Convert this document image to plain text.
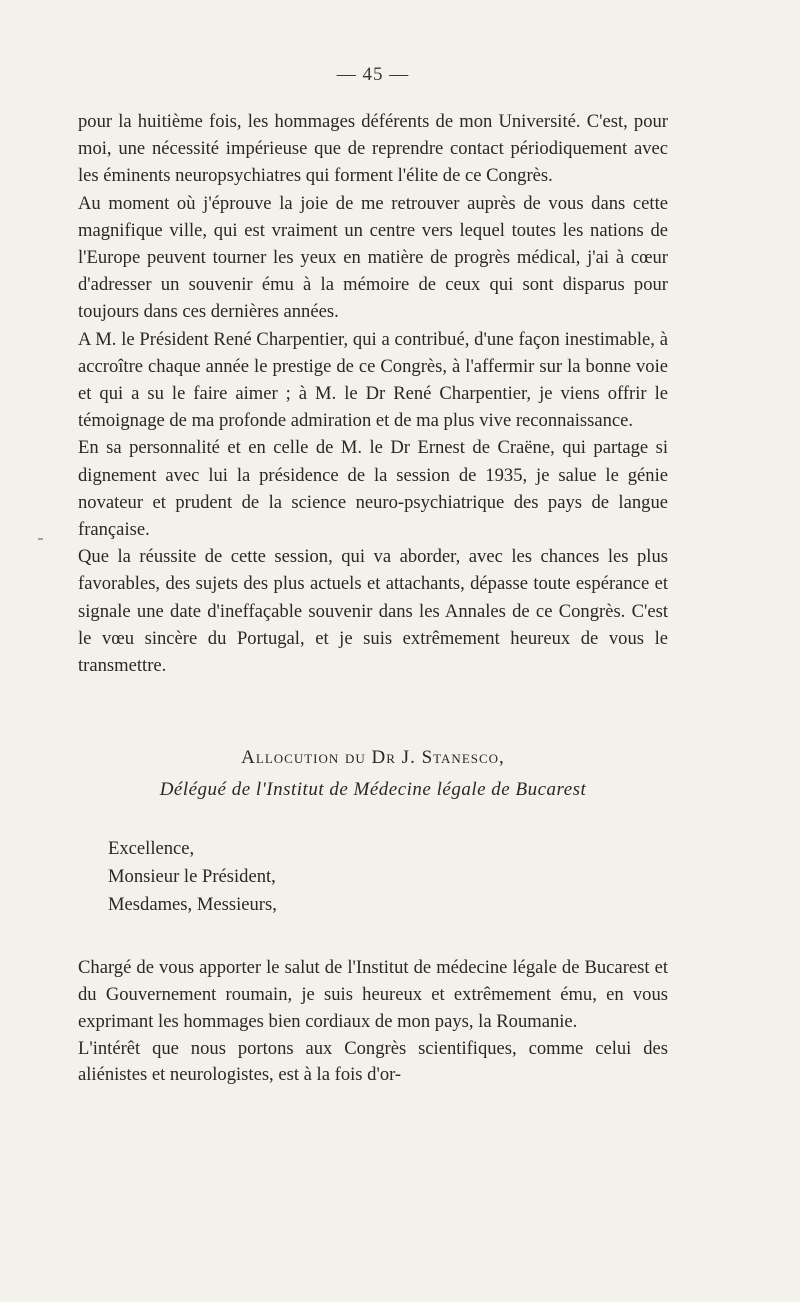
— 45 —

pour la huitième fois, les hommages déférents de mon Université. C'est, pour moi, une nécessité impérieuse que de reprendre contact périodiquement avec les éminents neuropsychiatres qui forment l'élite de ce Congrès.

Au moment où j'éprouve la joie de me retrouver auprès de vous dans cette magnifique ville, qui est vraiment un centre vers lequel toutes les nations de l'Europe peuvent tourner les yeux en matière de progrès médical, j'ai à cœur d'adresser un souvenir ému à la mémoire de ceux qui sont disparus pour toujours dans ces dernières années.

A M. le Président René Charpentier, qui a contribué, d'une façon inestimable, à accroître chaque année le prestige de ce Congrès, à l'affermir sur la bonne voie et qui a su le faire aimer ; à M. le Dr René Charpentier, je viens offrir le témoignage de ma profonde admiration et de ma plus vive reconnaissance.

En sa personnalité et en celle de M. le Dr Ernest de Craëne, qui partage si dignement avec lui la présidence de la session de 1935, je salue le génie novateur et prudent de la science neuro-psychiatrique des pays de langue française.

Que la réussite de cette session, qui va aborder, avec les chances les plus favorables, des sujets des plus actuels et attachants, dépasse toute espérance et signale une date d'ineffaçable souvenir dans les Annales de ce Congrès. C'est le vœu sincère du Portugal, et je suis extrêmement heureux de vous le transmettre.

Allocution du Dr J. Stanesco,
Délégué de l'Institut de Médecine légale de Bucarest
Excellence,
Monsieur le Président,
Mesdames, Messieurs,

Chargé de vous apporter le salut de l'Institut de médecine légale de Bucarest et du Gouvernement roumain, je suis heureux et extrêmement ému, en vous exprimant les hommages bien cordiaux de mon pays, la Roumanie.

L'intérêt que nous portons aux Congrès scientifiques, comme celui des aliénistes et neurologistes, est à la fois d'or-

● **Written instruction**:
Which lines above hold the word "cette"? Copy each of them.

● **Solution to the exercise**:
Au moment où j'éprouve la joie de me retrouver auprès de vous dans cette magnifique ville, qui est vraiment un centre vers lequel toutes les nations de l'Europe peuvent tourner les yeux en matière de progrès médical, j'ai à cœur d'adresser un souvenir ému à la mémoire de ceux qui sont disparus pour toujours dans ces dernières années.
Que la réussite de cette session, qui va aborder, avec les chances les plus favorables, des sujets des plus actuels et attachants, dépasse toute espérance et signale une date d'ineffaçable souvenir dans les Annales de ce Congrès. C'est le vœu sincère du Portugal, et je suis extrêmement heureux de vous le transmettre.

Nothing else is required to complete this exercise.